▸ **YOUR INSTRUCTIONS**: Copy out all lines of the records in which the word "Contract" appears.

# start of DATA FOR THIS TASK

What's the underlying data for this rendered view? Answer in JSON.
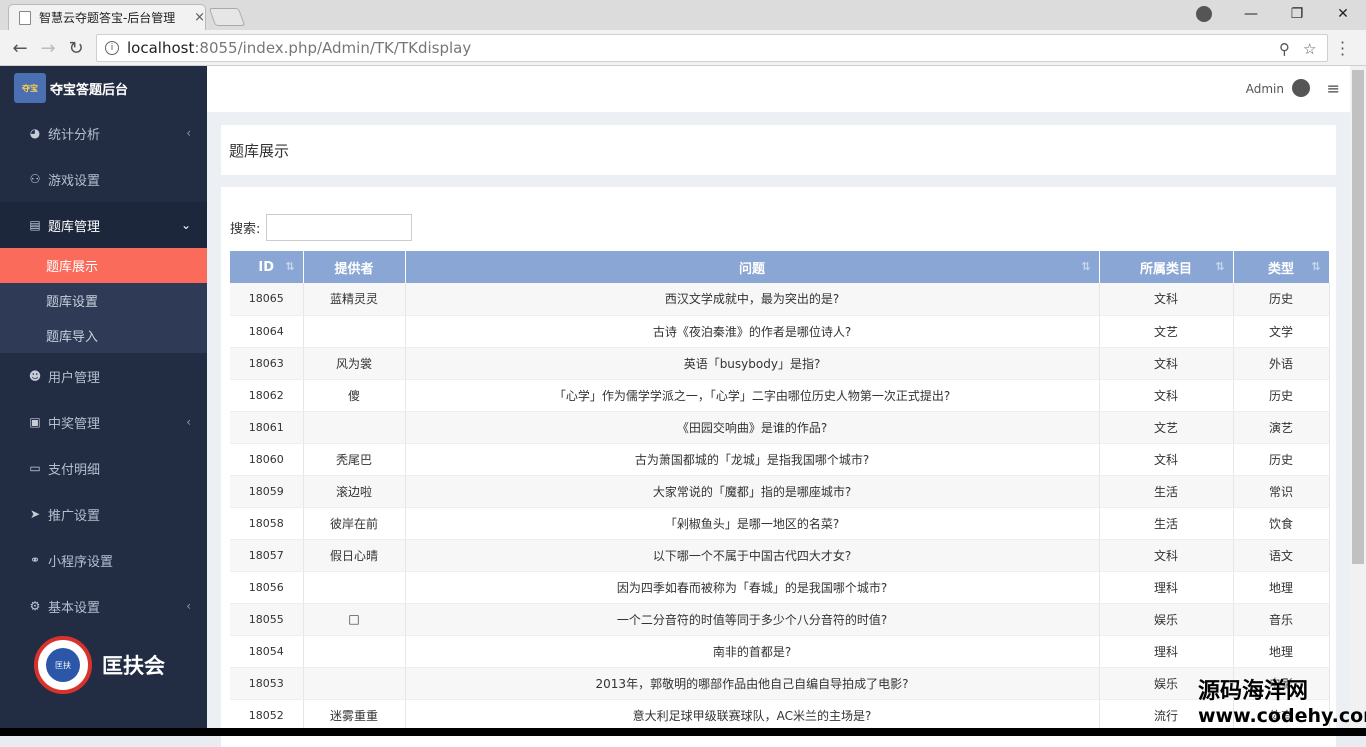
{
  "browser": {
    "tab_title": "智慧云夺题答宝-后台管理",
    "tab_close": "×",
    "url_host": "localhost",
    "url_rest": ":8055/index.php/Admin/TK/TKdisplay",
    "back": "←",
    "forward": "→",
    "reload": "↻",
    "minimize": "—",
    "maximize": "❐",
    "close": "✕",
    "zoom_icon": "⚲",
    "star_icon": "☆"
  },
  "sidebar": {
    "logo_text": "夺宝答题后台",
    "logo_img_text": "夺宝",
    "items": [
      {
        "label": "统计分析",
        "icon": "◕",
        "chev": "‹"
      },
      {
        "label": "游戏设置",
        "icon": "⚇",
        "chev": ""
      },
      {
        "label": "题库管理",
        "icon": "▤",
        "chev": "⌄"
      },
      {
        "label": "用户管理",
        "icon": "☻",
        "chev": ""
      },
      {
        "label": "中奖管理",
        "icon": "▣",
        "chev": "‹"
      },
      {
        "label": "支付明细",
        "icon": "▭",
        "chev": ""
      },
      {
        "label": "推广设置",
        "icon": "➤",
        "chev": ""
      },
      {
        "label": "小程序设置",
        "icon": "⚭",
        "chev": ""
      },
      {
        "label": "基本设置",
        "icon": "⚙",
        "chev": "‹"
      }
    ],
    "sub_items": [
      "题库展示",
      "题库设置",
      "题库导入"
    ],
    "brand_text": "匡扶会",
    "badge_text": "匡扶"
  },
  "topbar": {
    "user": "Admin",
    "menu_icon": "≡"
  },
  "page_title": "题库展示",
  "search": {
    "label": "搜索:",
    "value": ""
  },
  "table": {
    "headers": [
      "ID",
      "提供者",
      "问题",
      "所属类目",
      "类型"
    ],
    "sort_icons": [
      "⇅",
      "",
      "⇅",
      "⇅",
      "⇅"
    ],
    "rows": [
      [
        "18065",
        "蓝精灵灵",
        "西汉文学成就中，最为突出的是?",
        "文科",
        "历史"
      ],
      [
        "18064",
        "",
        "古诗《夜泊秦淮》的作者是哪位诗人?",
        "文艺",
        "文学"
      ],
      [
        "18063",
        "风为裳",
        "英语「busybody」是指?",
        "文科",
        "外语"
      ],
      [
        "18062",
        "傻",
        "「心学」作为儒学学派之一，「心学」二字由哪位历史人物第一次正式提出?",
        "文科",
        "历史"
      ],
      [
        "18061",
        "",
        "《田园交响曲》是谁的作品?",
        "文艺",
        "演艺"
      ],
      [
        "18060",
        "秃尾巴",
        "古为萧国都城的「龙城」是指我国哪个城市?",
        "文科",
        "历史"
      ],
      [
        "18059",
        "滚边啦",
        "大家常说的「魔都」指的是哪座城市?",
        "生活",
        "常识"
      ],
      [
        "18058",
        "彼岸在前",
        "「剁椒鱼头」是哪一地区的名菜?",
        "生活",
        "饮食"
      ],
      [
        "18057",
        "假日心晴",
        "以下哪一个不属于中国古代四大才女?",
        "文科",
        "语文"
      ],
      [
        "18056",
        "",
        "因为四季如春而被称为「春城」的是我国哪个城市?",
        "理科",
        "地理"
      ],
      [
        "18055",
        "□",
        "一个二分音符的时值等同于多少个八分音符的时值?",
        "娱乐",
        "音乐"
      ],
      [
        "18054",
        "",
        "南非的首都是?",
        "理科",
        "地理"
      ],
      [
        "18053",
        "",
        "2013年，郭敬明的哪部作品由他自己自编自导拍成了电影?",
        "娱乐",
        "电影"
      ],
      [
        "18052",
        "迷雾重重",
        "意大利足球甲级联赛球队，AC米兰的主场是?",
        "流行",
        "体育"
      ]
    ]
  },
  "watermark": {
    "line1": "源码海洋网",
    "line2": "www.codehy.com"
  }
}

# end of DATA FOR THIS TASK
# start of DATA FOR THIS TASK

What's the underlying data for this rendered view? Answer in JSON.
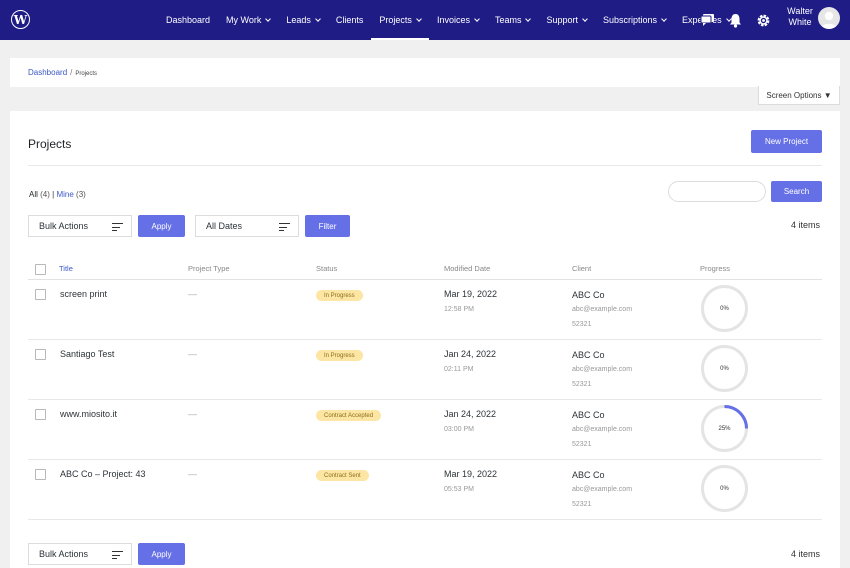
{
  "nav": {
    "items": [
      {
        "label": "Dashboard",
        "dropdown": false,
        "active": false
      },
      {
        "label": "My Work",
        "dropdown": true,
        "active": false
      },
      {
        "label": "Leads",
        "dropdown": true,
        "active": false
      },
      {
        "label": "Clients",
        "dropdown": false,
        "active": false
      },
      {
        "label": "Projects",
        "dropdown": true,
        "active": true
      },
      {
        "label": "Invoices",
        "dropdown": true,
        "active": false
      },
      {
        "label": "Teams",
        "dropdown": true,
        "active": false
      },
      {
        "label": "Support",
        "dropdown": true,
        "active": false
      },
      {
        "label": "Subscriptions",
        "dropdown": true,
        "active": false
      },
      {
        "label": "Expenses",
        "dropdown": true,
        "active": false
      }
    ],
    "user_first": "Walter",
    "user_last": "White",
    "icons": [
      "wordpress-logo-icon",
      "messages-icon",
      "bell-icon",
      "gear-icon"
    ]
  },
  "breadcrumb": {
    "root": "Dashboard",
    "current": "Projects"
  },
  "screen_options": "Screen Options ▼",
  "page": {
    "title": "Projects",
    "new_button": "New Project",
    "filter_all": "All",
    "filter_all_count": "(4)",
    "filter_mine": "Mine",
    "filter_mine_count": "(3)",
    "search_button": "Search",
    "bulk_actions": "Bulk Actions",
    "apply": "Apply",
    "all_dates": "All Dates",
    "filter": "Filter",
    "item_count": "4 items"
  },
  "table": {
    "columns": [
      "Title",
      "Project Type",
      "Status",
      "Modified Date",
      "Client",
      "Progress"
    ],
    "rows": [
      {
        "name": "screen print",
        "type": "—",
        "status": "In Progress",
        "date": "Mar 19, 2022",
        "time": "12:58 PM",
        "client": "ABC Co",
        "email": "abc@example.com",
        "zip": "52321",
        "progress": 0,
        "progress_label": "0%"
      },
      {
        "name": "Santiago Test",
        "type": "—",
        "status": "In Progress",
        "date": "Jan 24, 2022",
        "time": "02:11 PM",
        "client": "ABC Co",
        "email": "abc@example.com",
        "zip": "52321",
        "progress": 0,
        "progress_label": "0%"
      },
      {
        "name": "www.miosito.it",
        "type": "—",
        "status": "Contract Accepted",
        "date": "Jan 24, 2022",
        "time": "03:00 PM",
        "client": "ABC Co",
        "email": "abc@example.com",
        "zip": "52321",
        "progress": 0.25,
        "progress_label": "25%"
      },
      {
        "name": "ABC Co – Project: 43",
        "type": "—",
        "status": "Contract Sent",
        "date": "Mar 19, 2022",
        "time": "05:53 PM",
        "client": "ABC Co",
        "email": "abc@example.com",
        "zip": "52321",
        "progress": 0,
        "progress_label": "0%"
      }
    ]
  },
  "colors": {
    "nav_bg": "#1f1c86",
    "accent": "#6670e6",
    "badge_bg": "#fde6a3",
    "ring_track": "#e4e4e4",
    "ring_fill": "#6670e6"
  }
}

# end of DATA FOR THIS TASK

▸ **WRITTEN ANSWER**:
        "status": "Contract Accepted",
        "status": "Contract Sent",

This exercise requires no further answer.